◆ Task requirements: Give a count of the lines below that have the string "color" in them, with no other words.

◆ Dataset excerpts:

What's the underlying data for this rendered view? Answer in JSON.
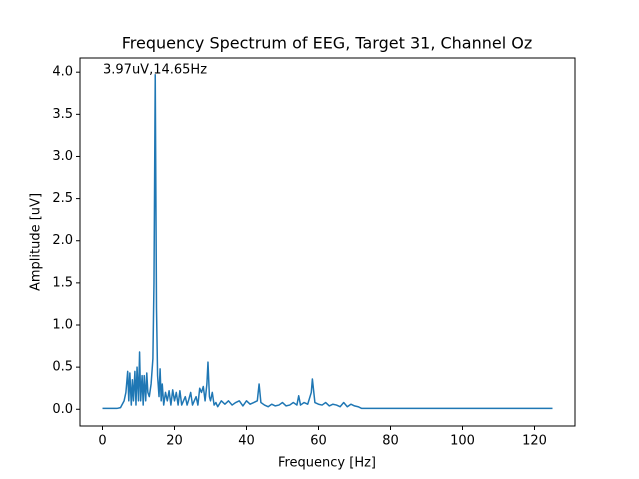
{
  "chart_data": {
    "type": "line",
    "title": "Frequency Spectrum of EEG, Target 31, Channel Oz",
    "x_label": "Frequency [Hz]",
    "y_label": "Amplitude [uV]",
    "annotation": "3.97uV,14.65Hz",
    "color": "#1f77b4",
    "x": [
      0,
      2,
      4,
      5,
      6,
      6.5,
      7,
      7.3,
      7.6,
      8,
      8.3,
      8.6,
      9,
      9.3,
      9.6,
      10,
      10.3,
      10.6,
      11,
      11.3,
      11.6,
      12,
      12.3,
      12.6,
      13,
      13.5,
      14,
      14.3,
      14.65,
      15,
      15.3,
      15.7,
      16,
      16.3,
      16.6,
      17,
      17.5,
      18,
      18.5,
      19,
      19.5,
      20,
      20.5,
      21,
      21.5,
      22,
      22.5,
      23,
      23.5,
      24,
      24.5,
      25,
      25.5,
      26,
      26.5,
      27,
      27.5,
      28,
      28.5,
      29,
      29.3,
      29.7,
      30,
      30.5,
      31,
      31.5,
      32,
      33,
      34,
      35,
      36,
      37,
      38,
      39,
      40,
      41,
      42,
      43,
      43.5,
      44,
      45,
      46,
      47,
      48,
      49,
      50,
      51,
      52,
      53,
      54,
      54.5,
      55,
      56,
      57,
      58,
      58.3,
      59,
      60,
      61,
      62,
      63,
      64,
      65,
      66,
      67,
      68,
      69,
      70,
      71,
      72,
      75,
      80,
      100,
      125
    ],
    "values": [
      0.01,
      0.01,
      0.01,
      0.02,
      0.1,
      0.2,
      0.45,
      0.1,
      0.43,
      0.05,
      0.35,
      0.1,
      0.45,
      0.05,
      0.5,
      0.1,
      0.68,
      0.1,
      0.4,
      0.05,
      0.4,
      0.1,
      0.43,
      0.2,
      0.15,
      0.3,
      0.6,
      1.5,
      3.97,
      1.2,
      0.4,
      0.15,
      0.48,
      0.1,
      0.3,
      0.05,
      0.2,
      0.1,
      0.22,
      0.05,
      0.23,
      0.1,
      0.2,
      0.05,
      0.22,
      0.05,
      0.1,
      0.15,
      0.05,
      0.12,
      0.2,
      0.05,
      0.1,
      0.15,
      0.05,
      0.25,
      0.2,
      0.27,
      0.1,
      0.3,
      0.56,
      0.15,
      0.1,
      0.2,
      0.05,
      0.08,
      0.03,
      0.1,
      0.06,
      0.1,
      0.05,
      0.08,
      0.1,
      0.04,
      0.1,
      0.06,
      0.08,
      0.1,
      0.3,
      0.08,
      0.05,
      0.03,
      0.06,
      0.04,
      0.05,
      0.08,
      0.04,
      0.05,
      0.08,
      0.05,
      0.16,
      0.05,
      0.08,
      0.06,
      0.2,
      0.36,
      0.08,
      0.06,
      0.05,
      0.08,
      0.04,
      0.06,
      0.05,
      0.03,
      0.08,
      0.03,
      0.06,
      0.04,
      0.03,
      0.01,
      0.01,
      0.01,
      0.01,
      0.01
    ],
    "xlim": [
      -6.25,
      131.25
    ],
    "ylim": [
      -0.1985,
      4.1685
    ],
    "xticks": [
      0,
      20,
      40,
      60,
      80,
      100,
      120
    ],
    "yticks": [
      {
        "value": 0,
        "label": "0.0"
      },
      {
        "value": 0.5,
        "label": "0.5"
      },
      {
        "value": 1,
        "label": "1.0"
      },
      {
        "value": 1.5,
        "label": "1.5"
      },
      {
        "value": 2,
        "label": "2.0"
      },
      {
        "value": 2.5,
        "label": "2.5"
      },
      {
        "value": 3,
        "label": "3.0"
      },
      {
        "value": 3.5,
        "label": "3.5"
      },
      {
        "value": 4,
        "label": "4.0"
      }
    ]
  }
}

--

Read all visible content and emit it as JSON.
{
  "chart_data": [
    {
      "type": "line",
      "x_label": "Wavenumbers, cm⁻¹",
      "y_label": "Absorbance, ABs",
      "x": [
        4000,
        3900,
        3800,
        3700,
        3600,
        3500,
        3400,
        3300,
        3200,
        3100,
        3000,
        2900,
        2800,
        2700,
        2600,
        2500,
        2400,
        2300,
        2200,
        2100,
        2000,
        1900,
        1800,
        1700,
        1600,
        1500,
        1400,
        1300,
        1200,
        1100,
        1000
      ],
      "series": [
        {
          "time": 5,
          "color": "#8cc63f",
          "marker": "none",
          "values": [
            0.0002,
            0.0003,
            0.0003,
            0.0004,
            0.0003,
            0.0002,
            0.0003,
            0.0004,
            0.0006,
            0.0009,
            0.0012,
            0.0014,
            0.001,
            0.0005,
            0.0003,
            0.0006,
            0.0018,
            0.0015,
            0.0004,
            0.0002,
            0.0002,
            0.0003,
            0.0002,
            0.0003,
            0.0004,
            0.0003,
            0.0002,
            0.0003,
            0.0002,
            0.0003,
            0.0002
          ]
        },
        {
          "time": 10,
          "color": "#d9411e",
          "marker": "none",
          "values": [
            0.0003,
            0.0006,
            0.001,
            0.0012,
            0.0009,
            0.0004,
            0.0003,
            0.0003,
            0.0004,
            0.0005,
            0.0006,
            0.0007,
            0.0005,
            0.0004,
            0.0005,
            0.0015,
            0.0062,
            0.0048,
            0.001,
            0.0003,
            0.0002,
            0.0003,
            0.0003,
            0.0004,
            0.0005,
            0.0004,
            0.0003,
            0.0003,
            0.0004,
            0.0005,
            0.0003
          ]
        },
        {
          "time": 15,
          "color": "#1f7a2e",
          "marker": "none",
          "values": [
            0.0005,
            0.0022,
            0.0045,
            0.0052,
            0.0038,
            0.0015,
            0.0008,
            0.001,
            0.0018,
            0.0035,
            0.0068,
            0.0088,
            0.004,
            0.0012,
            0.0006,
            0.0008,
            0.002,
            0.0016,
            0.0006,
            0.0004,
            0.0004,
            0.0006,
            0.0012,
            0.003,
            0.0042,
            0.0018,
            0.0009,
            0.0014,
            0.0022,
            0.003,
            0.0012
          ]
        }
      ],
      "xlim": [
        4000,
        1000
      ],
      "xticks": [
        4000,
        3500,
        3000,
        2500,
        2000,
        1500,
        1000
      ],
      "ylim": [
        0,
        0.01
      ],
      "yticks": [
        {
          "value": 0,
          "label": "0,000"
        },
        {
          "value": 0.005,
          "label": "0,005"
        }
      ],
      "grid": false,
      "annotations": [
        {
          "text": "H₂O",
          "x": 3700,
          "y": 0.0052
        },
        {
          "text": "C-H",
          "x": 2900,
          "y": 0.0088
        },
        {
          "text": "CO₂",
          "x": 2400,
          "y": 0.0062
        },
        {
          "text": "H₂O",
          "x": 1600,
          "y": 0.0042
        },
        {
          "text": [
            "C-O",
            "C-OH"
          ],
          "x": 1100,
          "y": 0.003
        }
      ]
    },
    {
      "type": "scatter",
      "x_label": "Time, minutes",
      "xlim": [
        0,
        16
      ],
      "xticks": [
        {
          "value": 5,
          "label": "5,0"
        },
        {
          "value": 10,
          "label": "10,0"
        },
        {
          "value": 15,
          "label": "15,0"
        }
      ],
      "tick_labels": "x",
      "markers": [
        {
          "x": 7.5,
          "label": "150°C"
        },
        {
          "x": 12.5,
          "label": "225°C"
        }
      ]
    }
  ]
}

◆ Result of this exercise: 4